Data extracted from a collection
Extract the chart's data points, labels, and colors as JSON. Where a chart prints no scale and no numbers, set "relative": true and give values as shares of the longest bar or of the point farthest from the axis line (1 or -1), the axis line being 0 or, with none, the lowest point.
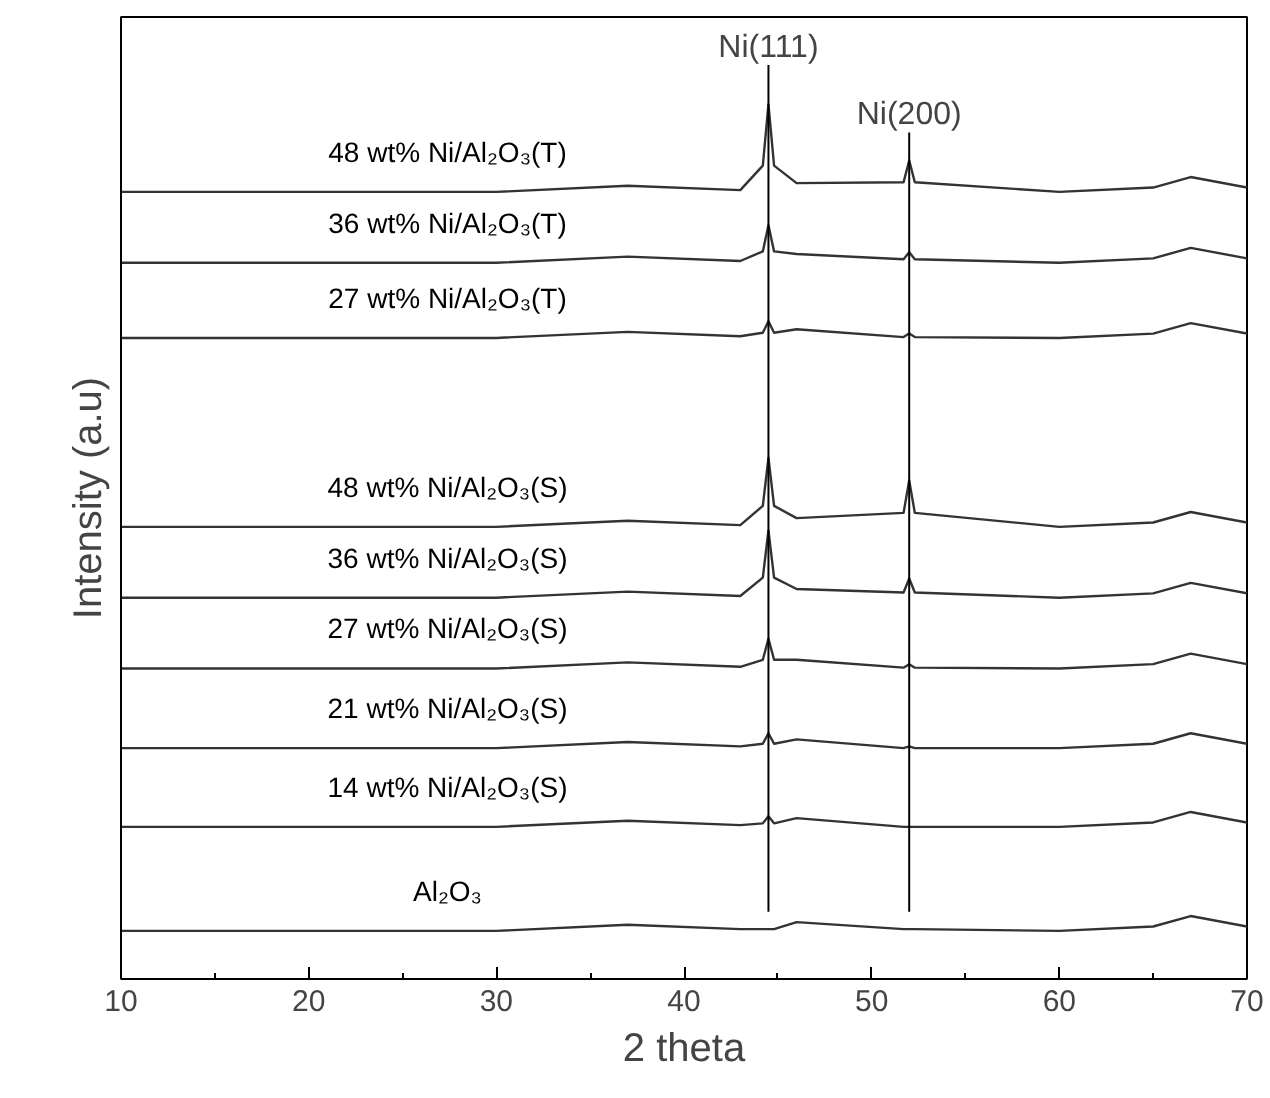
{
  "chart_data": {
    "type": "line",
    "relative": true,
    "xlabel": "2 theta",
    "ylabel": "Intensity (a.u)",
    "x": [
      10,
      30,
      37,
      43,
      44.2,
      44.5,
      44.8,
      46,
      51.7,
      52,
      52.3,
      60,
      65,
      67,
      70
    ],
    "xlim": [
      10,
      70
    ],
    "xticks": [
      10,
      20,
      30,
      40,
      50,
      60,
      70
    ],
    "grid": false,
    "marker": "none",
    "line_style": "solid",
    "series": [
      {
        "name": "48 wt% Ni/Al₂O₃(T)",
        "color": "#333333",
        "values": [
          0.9,
          0.9,
          0.907,
          0.902,
          0.93,
          1.0,
          0.93,
          0.91,
          0.911,
          0.936,
          0.911,
          0.9,
          0.905,
          0.917,
          0.905
        ]
      },
      {
        "name": "36 wt% Ni/Al₂O₃(T)",
        "color": "#333333",
        "values": [
          0.819,
          0.819,
          0.826,
          0.821,
          0.832,
          0.862,
          0.832,
          0.829,
          0.823,
          0.831,
          0.823,
          0.819,
          0.824,
          0.836,
          0.824
        ]
      },
      {
        "name": "27 wt% Ni/Al₂O₃(T)",
        "color": "#333333",
        "values": [
          0.733,
          0.733,
          0.74,
          0.735,
          0.739,
          0.752,
          0.739,
          0.743,
          0.734,
          0.738,
          0.734,
          0.733,
          0.738,
          0.75,
          0.738
        ]
      },
      {
        "name": "48 wt% Ni/Al₂O₃(S)",
        "color": "#333333",
        "values": [
          0.517,
          0.517,
          0.524,
          0.519,
          0.541,
          0.596,
          0.541,
          0.527,
          0.533,
          0.57,
          0.533,
          0.517,
          0.522,
          0.534,
          0.522
        ]
      },
      {
        "name": "36 wt% Ni/Al₂O₃(S)",
        "color": "#333333",
        "values": [
          0.436,
          0.436,
          0.443,
          0.438,
          0.459,
          0.513,
          0.459,
          0.446,
          0.442,
          0.458,
          0.442,
          0.436,
          0.441,
          0.453,
          0.441
        ]
      },
      {
        "name": "27 wt% Ni/Al₂O₃(S)",
        "color": "#333333",
        "values": [
          0.355,
          0.355,
          0.362,
          0.357,
          0.365,
          0.389,
          0.365,
          0.365,
          0.356,
          0.36,
          0.356,
          0.355,
          0.36,
          0.372,
          0.36
        ]
      },
      {
        "name": "21 wt% Ni/Al₂O₃(S)",
        "color": "#333333",
        "values": [
          0.264,
          0.264,
          0.271,
          0.266,
          0.269,
          0.281,
          0.269,
          0.274,
          0.264,
          0.266,
          0.264,
          0.264,
          0.269,
          0.281,
          0.269
        ]
      },
      {
        "name": "14 wt% Ni/Al₂O₃(S)",
        "color": "#333333",
        "values": [
          0.174,
          0.174,
          0.181,
          0.176,
          0.178,
          0.186,
          0.178,
          0.184,
          0.174,
          0.174,
          0.174,
          0.174,
          0.179,
          0.191,
          0.179
        ]
      },
      {
        "name": "Al₂O₃",
        "color": "#333333",
        "values": [
          0.055,
          0.055,
          0.062,
          0.057,
          0.057,
          0.057,
          0.057,
          0.065,
          0.057,
          0.057,
          0.057,
          0.055,
          0.06,
          0.072,
          0.06
        ]
      }
    ],
    "ref_lines": [
      {
        "axis": "x",
        "value": 44.5,
        "label": "Ni(111)",
        "color": "#000000"
      },
      {
        "axis": "x",
        "value": 52,
        "label": "Ni(200)",
        "color": "#000000"
      }
    ]
  }
}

— Requirement —
Transcribe the complete set of entries verbatim. No pictures belong in the copy.

— Reply —
Extract the chart's data points, labels, and colors as JSON. Where a chart prints no scale and no numbers, set "relative": true and give values as shares of the longest bar or of the point farthest from the axis line (1 or -1), the axis line being 0 or, with none, the lowest point.
{
  "chart_data": {
    "type": "line",
    "relative": true,
    "xlabel": "2 theta",
    "ylabel": "Intensity (a.u)",
    "x": [
      10,
      30,
      37,
      43,
      44.2,
      44.5,
      44.8,
      46,
      51.7,
      52,
      52.3,
      60,
      65,
      67,
      70
    ],
    "xlim": [
      10,
      70
    ],
    "xticks": [
      10,
      20,
      30,
      40,
      50,
      60,
      70
    ],
    "grid": false,
    "marker": "none",
    "line_style": "solid",
    "series": [
      {
        "name": "48 wt% Ni/Al₂O₃(T)",
        "color": "#333333",
        "values": [
          0.9,
          0.9,
          0.907,
          0.902,
          0.93,
          1.0,
          0.93,
          0.91,
          0.911,
          0.936,
          0.911,
          0.9,
          0.905,
          0.917,
          0.905
        ]
      },
      {
        "name": "36 wt% Ni/Al₂O₃(T)",
        "color": "#333333",
        "values": [
          0.819,
          0.819,
          0.826,
          0.821,
          0.832,
          0.862,
          0.832,
          0.829,
          0.823,
          0.831,
          0.823,
          0.819,
          0.824,
          0.836,
          0.824
        ]
      },
      {
        "name": "27 wt% Ni/Al₂O₃(T)",
        "color": "#333333",
        "values": [
          0.733,
          0.733,
          0.74,
          0.735,
          0.739,
          0.752,
          0.739,
          0.743,
          0.734,
          0.738,
          0.734,
          0.733,
          0.738,
          0.75,
          0.738
        ]
      },
      {
        "name": "48 wt% Ni/Al₂O₃(S)",
        "color": "#333333",
        "values": [
          0.517,
          0.517,
          0.524,
          0.519,
          0.541,
          0.596,
          0.541,
          0.527,
          0.533,
          0.57,
          0.533,
          0.517,
          0.522,
          0.534,
          0.522
        ]
      },
      {
        "name": "36 wt% Ni/Al₂O₃(S)",
        "color": "#333333",
        "values": [
          0.436,
          0.436,
          0.443,
          0.438,
          0.459,
          0.513,
          0.459,
          0.446,
          0.442,
          0.458,
          0.442,
          0.436,
          0.441,
          0.453,
          0.441
        ]
      },
      {
        "name": "27 wt% Ni/Al₂O₃(S)",
        "color": "#333333",
        "values": [
          0.355,
          0.355,
          0.362,
          0.357,
          0.365,
          0.389,
          0.365,
          0.365,
          0.356,
          0.36,
          0.356,
          0.355,
          0.36,
          0.372,
          0.36
        ]
      },
      {
        "name": "21 wt% Ni/Al₂O₃(S)",
        "color": "#333333",
        "values": [
          0.264,
          0.264,
          0.271,
          0.266,
          0.269,
          0.281,
          0.269,
          0.274,
          0.264,
          0.266,
          0.264,
          0.264,
          0.269,
          0.281,
          0.269
        ]
      },
      {
        "name": "14 wt% Ni/Al₂O₃(S)",
        "color": "#333333",
        "values": [
          0.174,
          0.174,
          0.181,
          0.176,
          0.178,
          0.186,
          0.178,
          0.184,
          0.174,
          0.174,
          0.174,
          0.174,
          0.179,
          0.191,
          0.179
        ]
      },
      {
        "name": "Al₂O₃",
        "color": "#333333",
        "values": [
          0.055,
          0.055,
          0.062,
          0.057,
          0.057,
          0.057,
          0.057,
          0.065,
          0.057,
          0.057,
          0.057,
          0.055,
          0.06,
          0.072,
          0.06
        ]
      }
    ],
    "ref_lines": [
      {
        "axis": "x",
        "value": 44.5,
        "label": "Ni(111)",
        "color": "#000000"
      },
      {
        "axis": "x",
        "value": 52,
        "label": "Ni(200)",
        "color": "#000000"
      }
    ]
  }
}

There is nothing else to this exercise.